== Aim ==
Every entry that follows should be reproduced exactly.

────────────────────

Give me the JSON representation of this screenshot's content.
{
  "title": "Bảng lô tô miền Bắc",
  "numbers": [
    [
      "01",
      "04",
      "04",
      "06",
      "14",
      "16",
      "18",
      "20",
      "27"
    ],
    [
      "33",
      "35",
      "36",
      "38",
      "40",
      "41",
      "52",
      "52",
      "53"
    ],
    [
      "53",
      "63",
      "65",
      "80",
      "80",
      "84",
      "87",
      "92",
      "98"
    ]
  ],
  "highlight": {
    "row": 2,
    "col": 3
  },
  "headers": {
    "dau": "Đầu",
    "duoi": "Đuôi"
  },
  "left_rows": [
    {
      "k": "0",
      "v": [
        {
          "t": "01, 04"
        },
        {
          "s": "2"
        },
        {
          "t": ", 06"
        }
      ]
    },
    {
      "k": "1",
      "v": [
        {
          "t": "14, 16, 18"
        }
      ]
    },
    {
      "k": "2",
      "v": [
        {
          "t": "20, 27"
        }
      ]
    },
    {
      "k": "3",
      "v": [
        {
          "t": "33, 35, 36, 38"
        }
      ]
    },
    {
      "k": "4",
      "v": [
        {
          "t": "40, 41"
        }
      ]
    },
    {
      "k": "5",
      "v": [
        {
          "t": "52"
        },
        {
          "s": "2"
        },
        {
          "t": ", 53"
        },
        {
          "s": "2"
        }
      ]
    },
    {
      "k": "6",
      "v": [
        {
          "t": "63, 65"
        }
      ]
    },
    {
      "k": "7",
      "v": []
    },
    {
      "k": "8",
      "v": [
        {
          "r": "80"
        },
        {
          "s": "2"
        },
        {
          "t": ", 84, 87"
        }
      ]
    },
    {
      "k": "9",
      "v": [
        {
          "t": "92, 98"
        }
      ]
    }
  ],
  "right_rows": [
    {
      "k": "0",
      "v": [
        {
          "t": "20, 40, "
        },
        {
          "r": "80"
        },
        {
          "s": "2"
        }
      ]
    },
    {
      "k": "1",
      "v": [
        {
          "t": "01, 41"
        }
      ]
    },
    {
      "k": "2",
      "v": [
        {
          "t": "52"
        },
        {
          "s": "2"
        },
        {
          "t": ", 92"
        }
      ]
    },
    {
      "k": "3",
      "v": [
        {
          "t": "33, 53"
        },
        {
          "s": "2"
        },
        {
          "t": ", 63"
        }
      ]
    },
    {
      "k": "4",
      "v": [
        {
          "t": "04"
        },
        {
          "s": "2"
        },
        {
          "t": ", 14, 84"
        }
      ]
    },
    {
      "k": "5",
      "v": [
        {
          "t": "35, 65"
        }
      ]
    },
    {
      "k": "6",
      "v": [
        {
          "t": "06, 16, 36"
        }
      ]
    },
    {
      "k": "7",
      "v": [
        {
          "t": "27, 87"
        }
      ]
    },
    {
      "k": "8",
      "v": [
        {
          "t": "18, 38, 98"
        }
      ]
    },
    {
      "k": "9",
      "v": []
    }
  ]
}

────────────────────

== Solution to the problem ==
Give me the JSON representation of this screenshot's content.
{
  "title": "Bảng lô tô miền Bắc",
  "numbers": [
    [
      "01",
      "04",
      "04",
      "06",
      "14",
      "16",
      "18",
      "20",
      "27"
    ],
    [
      "33",
      "35",
      "36",
      "38",
      "40",
      "41",
      "52",
      "52",
      "53"
    ],
    [
      "53",
      "63",
      "65",
      "80",
      "80",
      "84",
      "87",
      "92",
      "98"
    ]
  ],
  "highlight": {
    "row": 2,
    "col": 3
  },
  "headers": {
    "dau": "Đầu",
    "duoi": "Đuôi"
  },
  "left_rows": [
    {
      "k": "0",
      "v": [
        {
          "t": "01, 04"
        },
        {
          "s": "2"
        },
        {
          "t": ", 06"
        }
      ]
    },
    {
      "k": "1",
      "v": [
        {
          "t": "14, 16, 18"
        }
      ]
    },
    {
      "k": "2",
      "v": [
        {
          "t": "20, 27"
        }
      ]
    },
    {
      "k": "3",
      "v": [
        {
          "t": "33, 35, 36, 38"
        }
      ]
    },
    {
      "k": "4",
      "v": [
        {
          "t": "40, 41"
        }
      ]
    },
    {
      "k": "5",
      "v": [
        {
          "t": "52"
        },
        {
          "s": "2"
        },
        {
          "t": ", 53"
        },
        {
          "s": "2"
        }
      ]
    },
    {
      "k": "6",
      "v": [
        {
          "t": "63, 65"
        }
      ]
    },
    {
      "k": "7",
      "v": []
    },
    {
      "k": "8",
      "v": [
        {
          "r": "80"
        },
        {
          "s": "2"
        },
        {
          "t": ", 84, 87"
        }
      ]
    },
    {
      "k": "9",
      "v": [
        {
          "t": "92, 98"
        }
      ]
    }
  ],
  "right_rows": [
    {
      "k": "0",
      "v": [
        {
          "t": "20, 40, "
        },
        {
          "r": "80"
        },
        {
          "s": "2"
        }
      ]
    },
    {
      "k": "1",
      "v": [
        {
          "t": "01, 41"
        }
      ]
    },
    {
      "k": "2",
      "v": [
        {
          "t": "52"
        },
        {
          "s": "2"
        },
        {
          "t": ", 92"
        }
      ]
    },
    {
      "k": "3",
      "v": [
        {
          "t": "33, 53"
        },
        {
          "s": "2"
        },
        {
          "t": ", 63"
        }
      ]
    },
    {
      "k": "4",
      "v": [
        {
          "t": "04"
        },
        {
          "s": "2"
        },
        {
          "t": ", 14, 84"
        }
      ]
    },
    {
      "k": "5",
      "v": [
        {
          "t": "35, 65"
        }
      ]
    },
    {
      "k": "6",
      "v": [
        {
          "t": "06, 16, 36"
        }
      ]
    },
    {
      "k": "7",
      "v": [
        {
          "t": "27, 87"
        }
      ]
    },
    {
      "k": "8",
      "v": [
        {
          "t": "18, 38, 98"
        }
      ]
    },
    {
      "k": "9",
      "v": []
    }
  ]
}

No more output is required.